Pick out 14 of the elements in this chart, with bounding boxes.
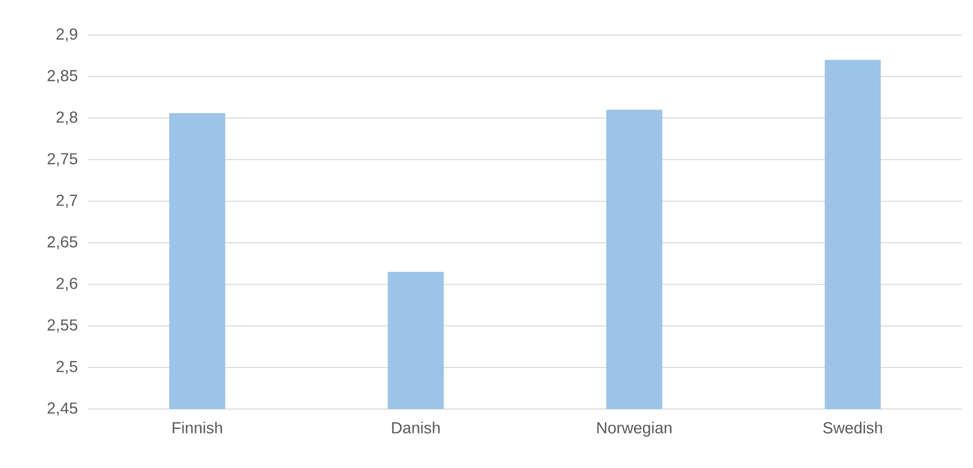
y-tick-label: 2,8 (56, 112, 78, 125)
y-tick-label: 2,6 (56, 278, 78, 291)
x-tick-label: Finnish (172, 422, 222, 434)
y-tick-label: 2,85 (48, 70, 78, 84)
y-tick-label: 2,55 (48, 319, 78, 332)
y-tick-label: 2,75 (48, 153, 78, 166)
x-tick-label: Swedish (823, 422, 882, 434)
x-tick-label: Danish (392, 422, 440, 434)
y-tick-label: 2,5 (56, 360, 78, 374)
y-tick-label: 2,45 (48, 402, 78, 416)
x-tick-label: Norwegian (597, 422, 672, 437)
y-tick-label: 2,9 (56, 28, 78, 42)
y-tick-label: 2,65 (48, 236, 78, 250)
y-tick-label: 2,7 (56, 194, 78, 208)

───

Required work.
Reproduce every line of the records above verbatim, leaving out the pictures.

Answer to the exercise.
Pick out 14 of the elements in this chart, with bounding boxes.
y-tick-label: 2,8 (56, 112, 78, 125)
y-tick-label: 2,6 (56, 278, 78, 291)
x-tick-label: Finnish (172, 422, 222, 434)
y-tick-label: 2,85 (48, 70, 78, 84)
y-tick-label: 2,55 (48, 319, 78, 332)
y-tick-label: 2,75 (48, 153, 78, 166)
x-tick-label: Swedish (823, 422, 882, 434)
x-tick-label: Danish (392, 422, 440, 434)
y-tick-label: 2,5 (56, 360, 78, 374)
y-tick-label: 2,45 (48, 402, 78, 416)
x-tick-label: Norwegian (597, 422, 672, 437)
y-tick-label: 2,9 (56, 28, 78, 42)
y-tick-label: 2,65 (48, 236, 78, 250)
y-tick-label: 2,7 (56, 194, 78, 208)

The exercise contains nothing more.